STATED EXERCISE = Leaving out all images, write out the records that follow exactly.

[Figure record extracts]
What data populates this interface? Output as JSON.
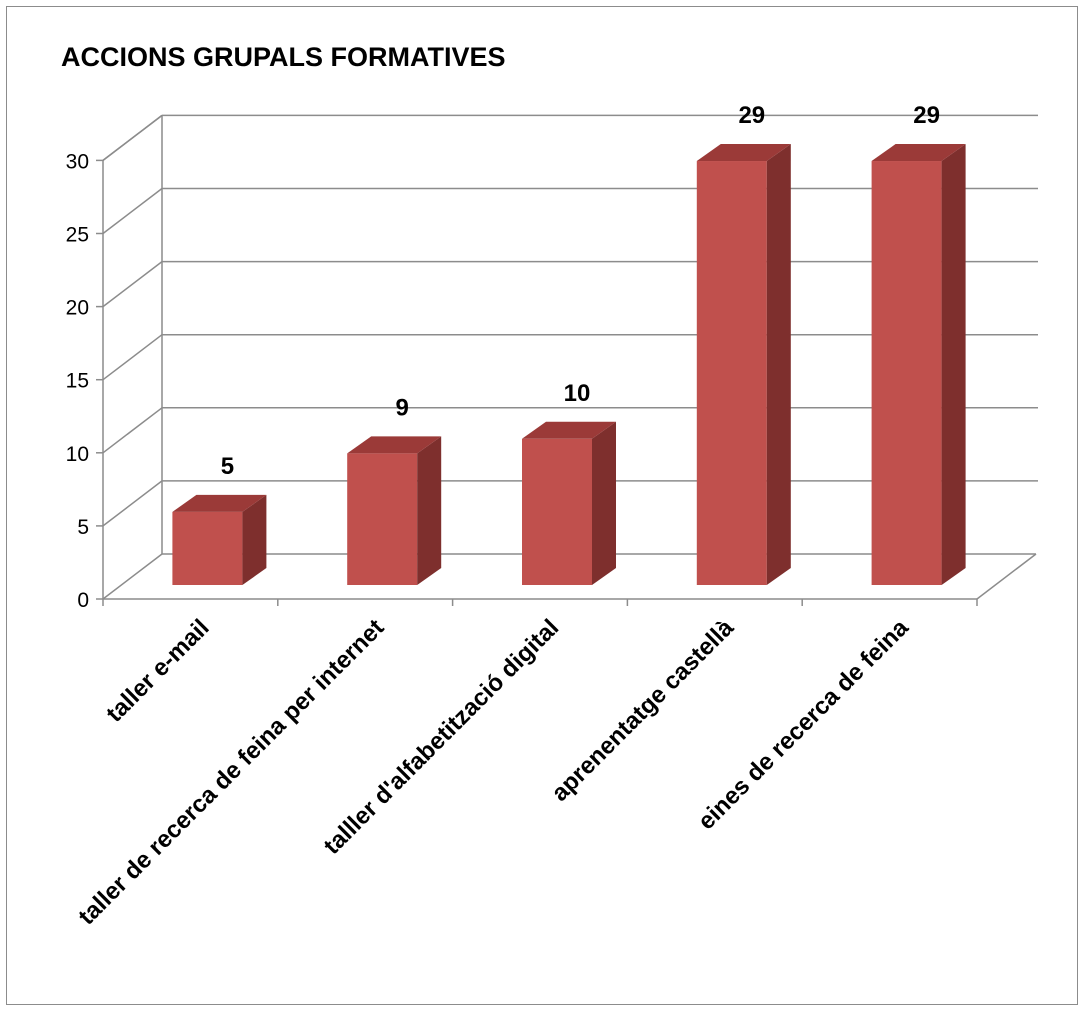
{
  "chart_data": {
    "type": "bar",
    "title": "ACCIONS GRUPALS FORMATIVES",
    "xlabel": "",
    "ylabel": "",
    "categories": [
      "taller e-mail",
      "taller de recerca de feina per internet",
      "talller d'alfabetització digital",
      "aprenentatge castellà",
      "eines de recerca de feina"
    ],
    "values": [
      5,
      9,
      10,
      29,
      29
    ],
    "data_labels": [
      "5",
      "9",
      "10",
      "29",
      "29"
    ],
    "ylim": [
      0,
      30
    ],
    "yticks": [
      "0",
      "5",
      "10",
      "15",
      "20",
      "25",
      "30"
    ],
    "grid": true,
    "legend": "none",
    "three_d": true,
    "colors": {
      "bar_front": "#C0504D",
      "bar_side": "#7E2F2D",
      "bar_top": "#9B3A38",
      "grid": "#8C8C8C"
    }
  }
}
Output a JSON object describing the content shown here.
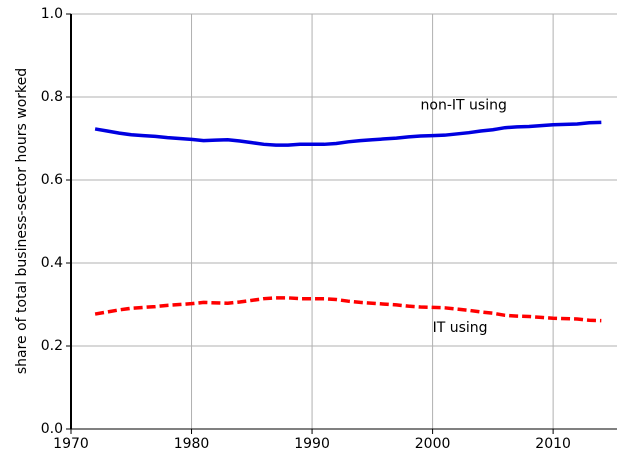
{
  "chart_data": {
    "type": "line",
    "ylabel": "share of total business-sector hours worked",
    "x": [
      1972,
      1973,
      1974,
      1975,
      1976,
      1977,
      1978,
      1979,
      1980,
      1981,
      1982,
      1983,
      1984,
      1985,
      1986,
      1987,
      1988,
      1989,
      1990,
      1991,
      1992,
      1993,
      1994,
      1995,
      1996,
      1997,
      1998,
      1999,
      2000,
      2001,
      2002,
      2003,
      2004,
      2005,
      2006,
      2007,
      2008,
      2009,
      2010,
      2011,
      2012,
      2013,
      2014
    ],
    "series": [
      {
        "name": "non-IT using",
        "color": "#0000e0",
        "dash": "solid",
        "values": [
          0.723,
          0.718,
          0.713,
          0.709,
          0.707,
          0.705,
          0.702,
          0.7,
          0.698,
          0.695,
          0.696,
          0.697,
          0.694,
          0.69,
          0.686,
          0.684,
          0.684,
          0.686,
          0.686,
          0.686,
          0.688,
          0.692,
          0.695,
          0.697,
          0.699,
          0.701,
          0.704,
          0.706,
          0.707,
          0.708,
          0.711,
          0.714,
          0.718,
          0.721,
          0.726,
          0.728,
          0.729,
          0.731,
          0.733,
          0.734,
          0.735,
          0.738,
          0.739
        ],
        "label_x": 1999,
        "label_y": 0.78
      },
      {
        "name": "IT using",
        "color": "#ff0000",
        "dash": "dashed",
        "values": [
          0.277,
          0.282,
          0.287,
          0.291,
          0.293,
          0.295,
          0.298,
          0.3,
          0.302,
          0.305,
          0.304,
          0.303,
          0.306,
          0.31,
          0.314,
          0.316,
          0.316,
          0.314,
          0.314,
          0.314,
          0.312,
          0.308,
          0.305,
          0.303,
          0.301,
          0.299,
          0.296,
          0.294,
          0.293,
          0.292,
          0.289,
          0.286,
          0.282,
          0.279,
          0.274,
          0.272,
          0.271,
          0.269,
          0.267,
          0.266,
          0.265,
          0.262,
          0.261
        ],
        "label_x": 2000,
        "label_y": 0.243
      }
    ],
    "xlim": [
      1970,
      2015.3
    ],
    "xticks": [
      1970,
      1980,
      1990,
      2000,
      2010
    ],
    "ylim": [
      0,
      1
    ],
    "yticks": [
      {
        "value": 0,
        "label": "0.0"
      },
      {
        "value": 0.2,
        "label": "0.2"
      },
      {
        "value": 0.4,
        "label": "0.4"
      },
      {
        "value": 0.6,
        "label": "0.6"
      },
      {
        "value": 0.8,
        "label": "0.8"
      },
      {
        "value": 1,
        "label": "1.0"
      }
    ],
    "grid": true
  }
}
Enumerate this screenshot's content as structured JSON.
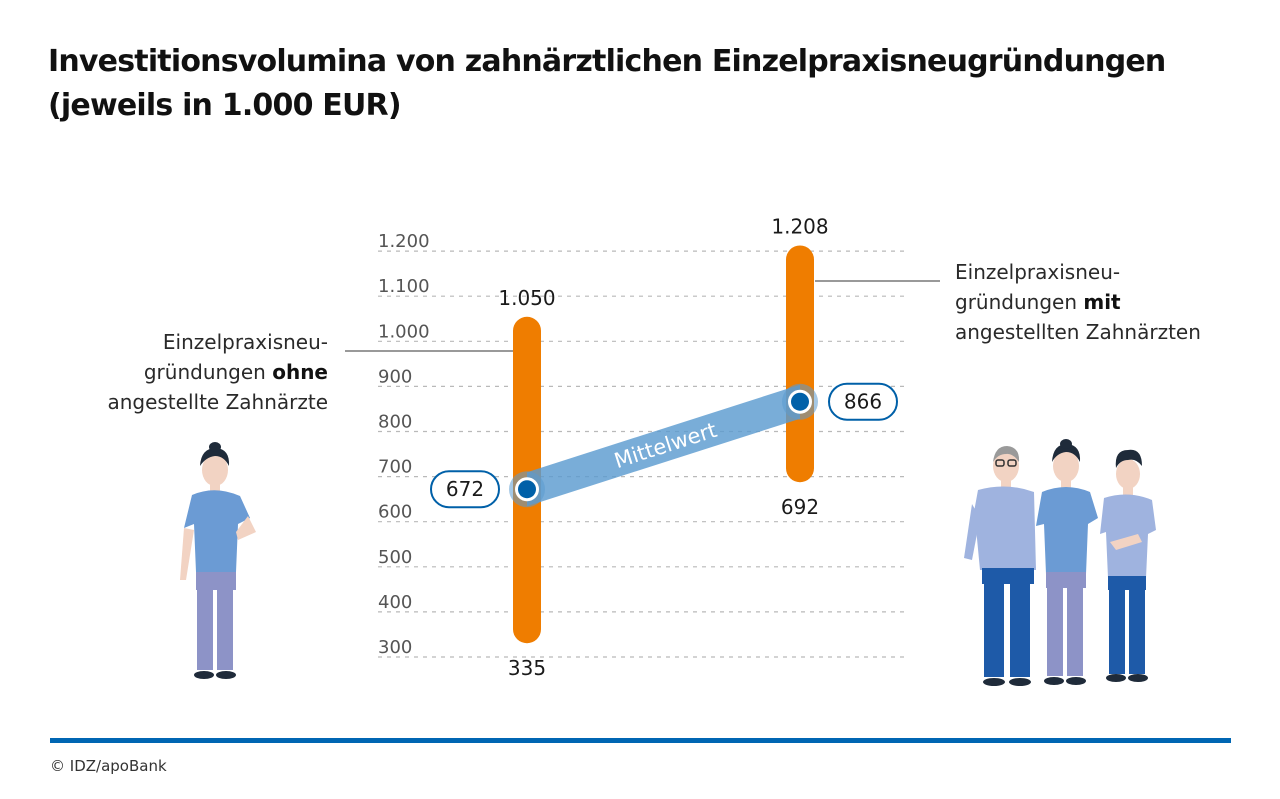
{
  "title_line1": "Investitionsvolumina von zahnärztlichen Einzelpraxisneugründungen",
  "title_line2": "(jeweils in 1.000 EUR)",
  "left_label": {
    "line1": "Einzelpraxisneu-",
    "line2_pre": "gründungen ",
    "line2_bold": "ohne",
    "line3": "angestellte Zahnärzte"
  },
  "right_label": {
    "line1": "Einzelpraxisneu-",
    "line2_pre": "gründungen ",
    "line2_bold": "mit",
    "line3": "angestellten Zahnärzten"
  },
  "footer": "© IDZ/apoBank",
  "colors": {
    "range": "#ef7d00",
    "mean_band": "#5b9bd0",
    "mean_dot": "#0060a8",
    "rule": "#0066b3"
  },
  "chart_data": {
    "type": "range",
    "title": "Investitionsvolumina von zahnärztlichen Einzelpraxisneugründungen (jeweils in 1.000 EUR)",
    "y_ticks": [
      {
        "value": 1200,
        "label": "1.200"
      },
      {
        "value": 1100,
        "label": "1.100"
      },
      {
        "value": 1000,
        "label": "1.000"
      },
      {
        "value": 900,
        "label": "900"
      },
      {
        "value": 800,
        "label": "800"
      },
      {
        "value": 700,
        "label": "700"
      },
      {
        "value": 600,
        "label": "600"
      },
      {
        "value": 500,
        "label": "500"
      },
      {
        "value": 400,
        "label": "400"
      },
      {
        "value": 300,
        "label": "300"
      }
    ],
    "ylim": [
      300,
      1200
    ],
    "grid": true,
    "mean_label": "Mittelwert",
    "series": [
      {
        "min": 335,
        "max": 1050,
        "mean": 672,
        "min_label": "335",
        "max_label": "1.050",
        "mean_label": "672"
      },
      {
        "min": 692,
        "max": 1208,
        "mean": 866,
        "min_label": "692",
        "max_label": "1.208",
        "mean_label": "866"
      }
    ]
  }
}
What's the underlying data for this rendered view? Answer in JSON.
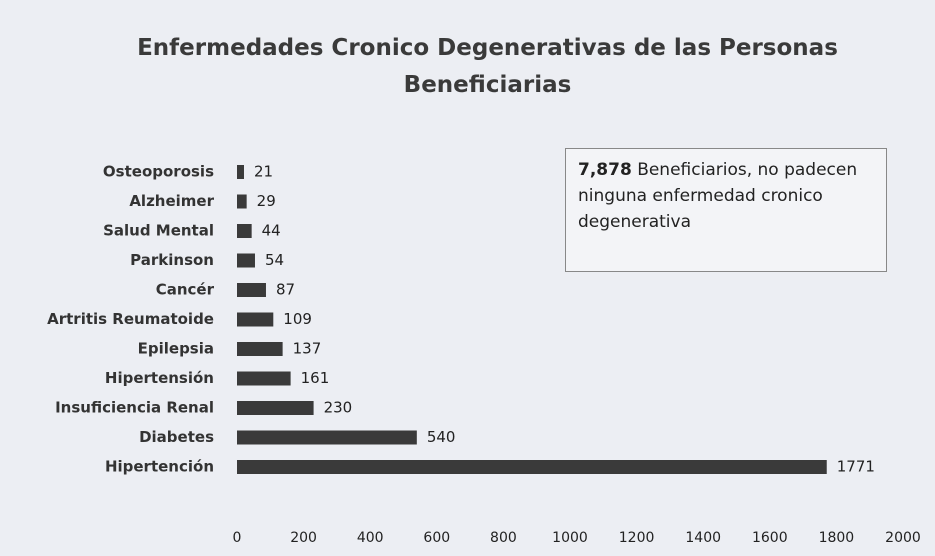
{
  "chart_data": {
    "type": "barh",
    "title": "Enfermedades Cronico Degenerativas de las Personas Beneficiarias",
    "categories": [
      "Osteoporosis",
      "Alzheimer",
      "Salud Mental",
      "Parkinson",
      "Cancér",
      "Artritis Reumatoide",
      "Epilepsia",
      "Hipertensión",
      "Insuficiencia Renal",
      "Diabetes",
      "Hipertención"
    ],
    "values": [
      21,
      29,
      44,
      54,
      87,
      109,
      137,
      161,
      230,
      540,
      1771
    ],
    "color": "#3a3a3a",
    "xlim": [
      0,
      2000
    ],
    "xticks": [
      0,
      200,
      400,
      600,
      800,
      1000,
      1200,
      1400,
      1600,
      1800,
      2000
    ],
    "grid": false,
    "annotation": {
      "bold": "7,878",
      "text": "Beneficiarios, no padecen ninguna enfermedad cronico degenerativa"
    }
  }
}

COMPLETE OUTPUT =
What data populates this interface? Output as JSON.
{
  "chart_data": {
    "type": "bar",
    "title": "ACCIONS GRUPALS FORMATIVES",
    "xlabel": "",
    "ylabel": "",
    "categories": [
      "taller e-mail",
      "taller de recerca de feina per internet",
      "talller d'alfabetització digital",
      "aprenentatge castellà",
      "eines de recerca de feina"
    ],
    "values": [
      5,
      9,
      10,
      29,
      29
    ],
    "data_labels": [
      "5",
      "9",
      "10",
      "29",
      "29"
    ],
    "ylim": [
      0,
      30
    ],
    "yticks": [
      "0",
      "5",
      "10",
      "15",
      "20",
      "25",
      "30"
    ],
    "grid": true,
    "legend": "none",
    "three_d": true,
    "colors": {
      "bar_front": "#C0504D",
      "bar_side": "#7E2F2D",
      "bar_top": "#9B3A38",
      "grid": "#8C8C8C"
    }
  }
}
Output a JSON object describing the content shown here.
{
  "chart_data": {
    "type": "line",
    "ylabel": "share of total business-sector hours worked",
    "x": [
      1972,
      1973,
      1974,
      1975,
      1976,
      1977,
      1978,
      1979,
      1980,
      1981,
      1982,
      1983,
      1984,
      1985,
      1986,
      1987,
      1988,
      1989,
      1990,
      1991,
      1992,
      1993,
      1994,
      1995,
      1996,
      1997,
      1998,
      1999,
      2000,
      2001,
      2002,
      2003,
      2004,
      2005,
      2006,
      2007,
      2008,
      2009,
      2010,
      2011,
      2012,
      2013,
      2014
    ],
    "series": [
      {
        "name": "non-IT using",
        "color": "#0000e0",
        "dash": "solid",
        "values": [
          0.723,
          0.718,
          0.713,
          0.709,
          0.707,
          0.705,
          0.702,
          0.7,
          0.698,
          0.695,
          0.696,
          0.697,
          0.694,
          0.69,
          0.686,
          0.684,
          0.684,
          0.686,
          0.686,
          0.686,
          0.688,
          0.692,
          0.695,
          0.697,
          0.699,
          0.701,
          0.704,
          0.706,
          0.707,
          0.708,
          0.711,
          0.714,
          0.718,
          0.721,
          0.726,
          0.728,
          0.729,
          0.731,
          0.733,
          0.734,
          0.735,
          0.738,
          0.739
        ],
        "label_x": 1999,
        "label_y": 0.78
      },
      {
        "name": "IT using",
        "color": "#ff0000",
        "dash": "dashed",
        "values": [
          0.277,
          0.282,
          0.287,
          0.291,
          0.293,
          0.295,
          0.298,
          0.3,
          0.302,
          0.305,
          0.304,
          0.303,
          0.306,
          0.31,
          0.314,
          0.316,
          0.316,
          0.314,
          0.314,
          0.314,
          0.312,
          0.308,
          0.305,
          0.303,
          0.301,
          0.299,
          0.296,
          0.294,
          0.293,
          0.292,
          0.289,
          0.286,
          0.282,
          0.279,
          0.274,
          0.272,
          0.271,
          0.269,
          0.267,
          0.266,
          0.265,
          0.262,
          0.261
        ],
        "label_x": 2000,
        "label_y": 0.243
      }
    ],
    "xlim": [
      1970,
      2015.3
    ],
    "xticks": [
      1970,
      1980,
      1990,
      2000,
      2010
    ],
    "ylim": [
      0,
      1
    ],
    "yticks": [
      {
        "value": 0,
        "label": "0.0"
      },
      {
        "value": 0.2,
        "label": "0.2"
      },
      {
        "value": 0.4,
        "label": "0.4"
      },
      {
        "value": 0.6,
        "label": "0.6"
      },
      {
        "value": 0.8,
        "label": "0.8"
      },
      {
        "value": 1,
        "label": "1.0"
      }
    ],
    "grid": true
  }
}
Enumerate this screenshot's content as structured JSON.
{
  "title_line1": "Investitionsvolumina von zahnärztlichen Einzelpraxisneugründungen",
  "title_line2": "(jeweils in 1.000 EUR)",
  "left_label": {
    "line1": "Einzelpraxisneu-",
    "line2_pre": "gründungen ",
    "line2_bold": "ohne",
    "line3": "angestellte Zahnärzte"
  },
  "right_label": {
    "line1": "Einzelpraxisneu-",
    "line2_pre": "gründungen ",
    "line2_bold": "mit",
    "line3": "angestellten Zahnärzten"
  },
  "footer": "© IDZ/apoBank",
  "colors": {
    "range": "#ef7d00",
    "mean_band": "#5b9bd0",
    "mean_dot": "#0060a8",
    "rule": "#0066b3"
  },
  "chart_data": {
    "type": "range",
    "title": "Investitionsvolumina von zahnärztlichen Einzelpraxisneugründungen (jeweils in 1.000 EUR)",
    "y_ticks": [
      {
        "value": 1200,
        "label": "1.200"
      },
      {
        "value": 1100,
        "label": "1.100"
      },
      {
        "value": 1000,
        "label": "1.000"
      },
      {
        "value": 900,
        "label": "900"
      },
      {
        "value": 800,
        "label": "800"
      },
      {
        "value": 700,
        "label": "700"
      },
      {
        "value": 600,
        "label": "600"
      },
      {
        "value": 500,
        "label": "500"
      },
      {
        "value": 400,
        "label": "400"
      },
      {
        "value": 300,
        "label": "300"
      }
    ],
    "ylim": [
      300,
      1200
    ],
    "grid": true,
    "mean_label": "Mittelwert",
    "series": [
      {
        "min": 335,
        "max": 1050,
        "mean": 672,
        "min_label": "335",
        "max_label": "1.050",
        "mean_label": "672"
      },
      {
        "min": 692,
        "max": 1208,
        "mean": 866,
        "min_label": "692",
        "max_label": "1.208",
        "mean_label": "866"
      }
    ]
  }
}
What's the underlying data for this rendered view? Answer in JSON.
{
  "chart_data": {
    "type": "barh",
    "title": "Enfermedades Cronico Degenerativas de las Personas Beneficiarias",
    "categories": [
      "Osteoporosis",
      "Alzheimer",
      "Salud Mental",
      "Parkinson",
      "Cancér",
      "Artritis Reumatoide",
      "Epilepsia",
      "Hipertensión",
      "Insuficiencia Renal",
      "Diabetes",
      "Hipertención"
    ],
    "values": [
      21,
      29,
      44,
      54,
      87,
      109,
      137,
      161,
      230,
      540,
      1771
    ],
    "color": "#3a3a3a",
    "xlim": [
      0,
      2000
    ],
    "xticks": [
      0,
      200,
      400,
      600,
      800,
      1000,
      1200,
      1400,
      1600,
      1800,
      2000
    ],
    "grid": false,
    "annotation": {
      "bold": "7,878",
      "text": "Beneficiarios, no padecen ninguna enfermedad cronico degenerativa"
    }
  }
}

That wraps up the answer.